::: Recorded data :::

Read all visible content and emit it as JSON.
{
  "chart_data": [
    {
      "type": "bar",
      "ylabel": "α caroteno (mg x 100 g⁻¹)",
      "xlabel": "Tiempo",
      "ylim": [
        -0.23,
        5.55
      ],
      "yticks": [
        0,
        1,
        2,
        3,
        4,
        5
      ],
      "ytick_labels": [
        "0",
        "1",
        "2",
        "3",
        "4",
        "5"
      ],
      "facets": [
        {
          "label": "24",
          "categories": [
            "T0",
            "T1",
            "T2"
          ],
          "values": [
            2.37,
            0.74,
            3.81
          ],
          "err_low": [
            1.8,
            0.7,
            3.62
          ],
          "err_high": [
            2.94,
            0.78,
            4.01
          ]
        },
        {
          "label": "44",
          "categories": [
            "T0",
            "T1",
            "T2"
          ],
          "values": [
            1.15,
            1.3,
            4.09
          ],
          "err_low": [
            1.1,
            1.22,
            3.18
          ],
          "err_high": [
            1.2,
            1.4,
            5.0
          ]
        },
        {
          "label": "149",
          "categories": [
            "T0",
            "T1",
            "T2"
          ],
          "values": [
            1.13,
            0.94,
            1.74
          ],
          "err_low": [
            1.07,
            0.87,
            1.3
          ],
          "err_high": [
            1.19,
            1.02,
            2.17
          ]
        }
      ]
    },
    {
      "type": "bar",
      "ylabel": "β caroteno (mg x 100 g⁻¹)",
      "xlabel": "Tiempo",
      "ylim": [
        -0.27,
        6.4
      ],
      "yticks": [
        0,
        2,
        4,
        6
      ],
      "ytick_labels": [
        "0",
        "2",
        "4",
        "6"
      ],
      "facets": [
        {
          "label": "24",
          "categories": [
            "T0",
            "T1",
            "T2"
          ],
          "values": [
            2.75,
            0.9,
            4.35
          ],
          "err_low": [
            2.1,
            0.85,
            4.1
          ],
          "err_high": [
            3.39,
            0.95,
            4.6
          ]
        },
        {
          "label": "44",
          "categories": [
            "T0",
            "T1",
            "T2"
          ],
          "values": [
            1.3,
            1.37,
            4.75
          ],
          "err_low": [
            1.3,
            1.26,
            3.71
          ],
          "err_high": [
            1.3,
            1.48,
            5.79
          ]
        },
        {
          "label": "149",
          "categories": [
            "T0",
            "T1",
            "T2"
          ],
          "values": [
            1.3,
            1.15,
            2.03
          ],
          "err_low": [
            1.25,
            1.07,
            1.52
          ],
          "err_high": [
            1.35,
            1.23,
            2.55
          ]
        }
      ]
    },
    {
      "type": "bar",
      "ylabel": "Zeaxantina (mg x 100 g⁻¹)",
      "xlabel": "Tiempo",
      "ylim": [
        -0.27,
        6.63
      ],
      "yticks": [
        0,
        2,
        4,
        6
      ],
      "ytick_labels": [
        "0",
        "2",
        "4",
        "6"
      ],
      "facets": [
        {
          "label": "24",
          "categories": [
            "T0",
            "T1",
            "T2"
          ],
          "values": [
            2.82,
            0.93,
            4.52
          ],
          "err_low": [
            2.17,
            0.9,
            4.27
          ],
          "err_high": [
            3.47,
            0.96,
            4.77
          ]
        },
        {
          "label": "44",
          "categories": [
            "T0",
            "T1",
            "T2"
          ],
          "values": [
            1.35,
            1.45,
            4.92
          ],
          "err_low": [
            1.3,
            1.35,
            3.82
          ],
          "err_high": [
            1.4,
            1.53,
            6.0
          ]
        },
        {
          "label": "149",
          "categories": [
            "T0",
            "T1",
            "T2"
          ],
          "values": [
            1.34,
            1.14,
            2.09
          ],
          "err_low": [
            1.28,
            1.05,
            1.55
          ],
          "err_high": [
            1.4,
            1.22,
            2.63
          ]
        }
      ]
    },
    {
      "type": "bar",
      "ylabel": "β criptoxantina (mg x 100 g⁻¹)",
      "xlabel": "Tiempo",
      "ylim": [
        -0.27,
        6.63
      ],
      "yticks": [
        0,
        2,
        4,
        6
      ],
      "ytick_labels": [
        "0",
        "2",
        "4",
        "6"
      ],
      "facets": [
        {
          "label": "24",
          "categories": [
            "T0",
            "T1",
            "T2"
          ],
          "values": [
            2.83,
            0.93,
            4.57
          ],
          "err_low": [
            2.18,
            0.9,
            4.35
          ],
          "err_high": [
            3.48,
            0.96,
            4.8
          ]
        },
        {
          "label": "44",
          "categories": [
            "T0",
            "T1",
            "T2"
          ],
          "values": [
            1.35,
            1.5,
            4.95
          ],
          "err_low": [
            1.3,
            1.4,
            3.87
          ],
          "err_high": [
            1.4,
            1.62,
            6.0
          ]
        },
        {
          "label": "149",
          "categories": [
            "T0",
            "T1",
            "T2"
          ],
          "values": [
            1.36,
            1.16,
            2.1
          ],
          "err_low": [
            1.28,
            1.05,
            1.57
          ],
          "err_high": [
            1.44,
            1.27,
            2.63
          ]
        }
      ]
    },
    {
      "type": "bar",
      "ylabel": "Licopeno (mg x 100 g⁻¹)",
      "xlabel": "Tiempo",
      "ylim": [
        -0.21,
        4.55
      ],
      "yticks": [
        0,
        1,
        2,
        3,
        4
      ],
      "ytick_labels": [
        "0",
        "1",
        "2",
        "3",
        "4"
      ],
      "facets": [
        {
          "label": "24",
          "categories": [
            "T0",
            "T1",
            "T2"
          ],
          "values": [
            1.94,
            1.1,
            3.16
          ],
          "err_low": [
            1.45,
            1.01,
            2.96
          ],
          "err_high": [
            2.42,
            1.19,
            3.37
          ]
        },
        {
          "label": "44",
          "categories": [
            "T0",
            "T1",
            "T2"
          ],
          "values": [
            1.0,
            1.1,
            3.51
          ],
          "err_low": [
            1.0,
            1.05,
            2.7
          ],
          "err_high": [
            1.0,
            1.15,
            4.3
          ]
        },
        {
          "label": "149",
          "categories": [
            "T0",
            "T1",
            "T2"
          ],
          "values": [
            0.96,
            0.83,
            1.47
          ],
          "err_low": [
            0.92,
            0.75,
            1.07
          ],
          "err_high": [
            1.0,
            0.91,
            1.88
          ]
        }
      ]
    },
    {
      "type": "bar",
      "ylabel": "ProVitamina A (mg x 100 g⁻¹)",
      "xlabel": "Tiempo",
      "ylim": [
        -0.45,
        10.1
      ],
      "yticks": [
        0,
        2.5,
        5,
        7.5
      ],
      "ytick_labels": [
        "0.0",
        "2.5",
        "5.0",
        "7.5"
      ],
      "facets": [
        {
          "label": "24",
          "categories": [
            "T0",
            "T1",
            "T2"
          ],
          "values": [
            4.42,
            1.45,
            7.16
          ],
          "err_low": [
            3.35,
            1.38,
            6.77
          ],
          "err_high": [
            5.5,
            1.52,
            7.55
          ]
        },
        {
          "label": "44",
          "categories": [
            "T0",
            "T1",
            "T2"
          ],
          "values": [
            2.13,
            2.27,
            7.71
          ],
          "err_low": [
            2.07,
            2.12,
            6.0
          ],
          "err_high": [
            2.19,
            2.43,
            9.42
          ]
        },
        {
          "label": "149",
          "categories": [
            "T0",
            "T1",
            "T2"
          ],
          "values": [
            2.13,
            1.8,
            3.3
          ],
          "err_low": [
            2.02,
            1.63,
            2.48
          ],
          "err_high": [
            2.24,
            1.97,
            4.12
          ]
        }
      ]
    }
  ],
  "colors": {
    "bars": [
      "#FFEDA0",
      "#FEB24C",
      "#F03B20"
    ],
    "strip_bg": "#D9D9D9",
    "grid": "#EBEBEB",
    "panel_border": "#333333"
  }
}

:::

* Description of the task
Make an exact copy of all the data.

* Written solution
Read all visible content and emit it as JSON.
{
  "chart_data": [
    {
      "type": "bar",
      "ylabel": "α caroteno (mg x 100 g⁻¹)",
      "xlabel": "Tiempo",
      "ylim": [
        -0.23,
        5.55
      ],
      "yticks": [
        0,
        1,
        2,
        3,
        4,
        5
      ],
      "ytick_labels": [
        "0",
        "1",
        "2",
        "3",
        "4",
        "5"
      ],
      "facets": [
        {
          "label": "24",
          "categories": [
            "T0",
            "T1",
            "T2"
          ],
          "values": [
            2.37,
            0.74,
            3.81
          ],
          "err_low": [
            1.8,
            0.7,
            3.62
          ],
          "err_high": [
            2.94,
            0.78,
            4.01
          ]
        },
        {
          "label": "44",
          "categories": [
            "T0",
            "T1",
            "T2"
          ],
          "values": [
            1.15,
            1.3,
            4.09
          ],
          "err_low": [
            1.1,
            1.22,
            3.18
          ],
          "err_high": [
            1.2,
            1.4,
            5.0
          ]
        },
        {
          "label": "149",
          "categories": [
            "T0",
            "T1",
            "T2"
          ],
          "values": [
            1.13,
            0.94,
            1.74
          ],
          "err_low": [
            1.07,
            0.87,
            1.3
          ],
          "err_high": [
            1.19,
            1.02,
            2.17
          ]
        }
      ]
    },
    {
      "type": "bar",
      "ylabel": "β caroteno (mg x 100 g⁻¹)",
      "xlabel": "Tiempo",
      "ylim": [
        -0.27,
        6.4
      ],
      "yticks": [
        0,
        2,
        4,
        6
      ],
      "ytick_labels": [
        "0",
        "2",
        "4",
        "6"
      ],
      "facets": [
        {
          "label": "24",
          "categories": [
            "T0",
            "T1",
            "T2"
          ],
          "values": [
            2.75,
            0.9,
            4.35
          ],
          "err_low": [
            2.1,
            0.85,
            4.1
          ],
          "err_high": [
            3.39,
            0.95,
            4.6
          ]
        },
        {
          "label": "44",
          "categories": [
            "T0",
            "T1",
            "T2"
          ],
          "values": [
            1.3,
            1.37,
            4.75
          ],
          "err_low": [
            1.3,
            1.26,
            3.71
          ],
          "err_high": [
            1.3,
            1.48,
            5.79
          ]
        },
        {
          "label": "149",
          "categories": [
            "T0",
            "T1",
            "T2"
          ],
          "values": [
            1.3,
            1.15,
            2.03
          ],
          "err_low": [
            1.25,
            1.07,
            1.52
          ],
          "err_high": [
            1.35,
            1.23,
            2.55
          ]
        }
      ]
    },
    {
      "type": "bar",
      "ylabel": "Zeaxantina (mg x 100 g⁻¹)",
      "xlabel": "Tiempo",
      "ylim": [
        -0.27,
        6.63
      ],
      "yticks": [
        0,
        2,
        4,
        6
      ],
      "ytick_labels": [
        "0",
        "2",
        "4",
        "6"
      ],
      "facets": [
        {
          "label": "24",
          "categories": [
            "T0",
            "T1",
            "T2"
          ],
          "values": [
            2.82,
            0.93,
            4.52
          ],
          "err_low": [
            2.17,
            0.9,
            4.27
          ],
          "err_high": [
            3.47,
            0.96,
            4.77
          ]
        },
        {
          "label": "44",
          "categories": [
            "T0",
            "T1",
            "T2"
          ],
          "values": [
            1.35,
            1.45,
            4.92
          ],
          "err_low": [
            1.3,
            1.35,
            3.82
          ],
          "err_high": [
            1.4,
            1.53,
            6.0
          ]
        },
        {
          "label": "149",
          "categories": [
            "T0",
            "T1",
            "T2"
          ],
          "values": [
            1.34,
            1.14,
            2.09
          ],
          "err_low": [
            1.28,
            1.05,
            1.55
          ],
          "err_high": [
            1.4,
            1.22,
            2.63
          ]
        }
      ]
    },
    {
      "type": "bar",
      "ylabel": "β criptoxantina (mg x 100 g⁻¹)",
      "xlabel": "Tiempo",
      "ylim": [
        -0.27,
        6.63
      ],
      "yticks": [
        0,
        2,
        4,
        6
      ],
      "ytick_labels": [
        "0",
        "2",
        "4",
        "6"
      ],
      "facets": [
        {
          "label": "24",
          "categories": [
            "T0",
            "T1",
            "T2"
          ],
          "values": [
            2.83,
            0.93,
            4.57
          ],
          "err_low": [
            2.18,
            0.9,
            4.35
          ],
          "err_high": [
            3.48,
            0.96,
            4.8
          ]
        },
        {
          "label": "44",
          "categories": [
            "T0",
            "T1",
            "T2"
          ],
          "values": [
            1.35,
            1.5,
            4.95
          ],
          "err_low": [
            1.3,
            1.4,
            3.87
          ],
          "err_high": [
            1.4,
            1.62,
            6.0
          ]
        },
        {
          "label": "149",
          "categories": [
            "T0",
            "T1",
            "T2"
          ],
          "values": [
            1.36,
            1.16,
            2.1
          ],
          "err_low": [
            1.28,
            1.05,
            1.57
          ],
          "err_high": [
            1.44,
            1.27,
            2.63
          ]
        }
      ]
    },
    {
      "type": "bar",
      "ylabel": "Licopeno (mg x 100 g⁻¹)",
      "xlabel": "Tiempo",
      "ylim": [
        -0.21,
        4.55
      ],
      "yticks": [
        0,
        1,
        2,
        3,
        4
      ],
      "ytick_labels": [
        "0",
        "1",
        "2",
        "3",
        "4"
      ],
      "facets": [
        {
          "label": "24",
          "categories": [
            "T0",
            "T1",
            "T2"
          ],
          "values": [
            1.94,
            1.1,
            3.16
          ],
          "err_low": [
            1.45,
            1.01,
            2.96
          ],
          "err_high": [
            2.42,
            1.19,
            3.37
          ]
        },
        {
          "label": "44",
          "categories": [
            "T0",
            "T1",
            "T2"
          ],
          "values": [
            1.0,
            1.1,
            3.51
          ],
          "err_low": [
            1.0,
            1.05,
            2.7
          ],
          "err_high": [
            1.0,
            1.15,
            4.3
          ]
        },
        {
          "label": "149",
          "categories": [
            "T0",
            "T1",
            "T2"
          ],
          "values": [
            0.96,
            0.83,
            1.47
          ],
          "err_low": [
            0.92,
            0.75,
            1.07
          ],
          "err_high": [
            1.0,
            0.91,
            1.88
          ]
        }
      ]
    },
    {
      "type": "bar",
      "ylabel": "ProVitamina A (mg x 100 g⁻¹)",
      "xlabel": "Tiempo",
      "ylim": [
        -0.45,
        10.1
      ],
      "yticks": [
        0,
        2.5,
        5,
        7.5
      ],
      "ytick_labels": [
        "0.0",
        "2.5",
        "5.0",
        "7.5"
      ],
      "facets": [
        {
          "label": "24",
          "categories": [
            "T0",
            "T1",
            "T2"
          ],
          "values": [
            4.42,
            1.45,
            7.16
          ],
          "err_low": [
            3.35,
            1.38,
            6.77
          ],
          "err_high": [
            5.5,
            1.52,
            7.55
          ]
        },
        {
          "label": "44",
          "categories": [
            "T0",
            "T1",
            "T2"
          ],
          "values": [
            2.13,
            2.27,
            7.71
          ],
          "err_low": [
            2.07,
            2.12,
            6.0
          ],
          "err_high": [
            2.19,
            2.43,
            9.42
          ]
        },
        {
          "label": "149",
          "categories": [
            "T0",
            "T1",
            "T2"
          ],
          "values": [
            2.13,
            1.8,
            3.3
          ],
          "err_low": [
            2.02,
            1.63,
            2.48
          ],
          "err_high": [
            2.24,
            1.97,
            4.12
          ]
        }
      ]
    }
  ],
  "colors": {
    "bars": [
      "#FFEDA0",
      "#FEB24C",
      "#F03B20"
    ],
    "strip_bg": "#D9D9D9",
    "grid": "#EBEBEB",
    "panel_border": "#333333"
  }
}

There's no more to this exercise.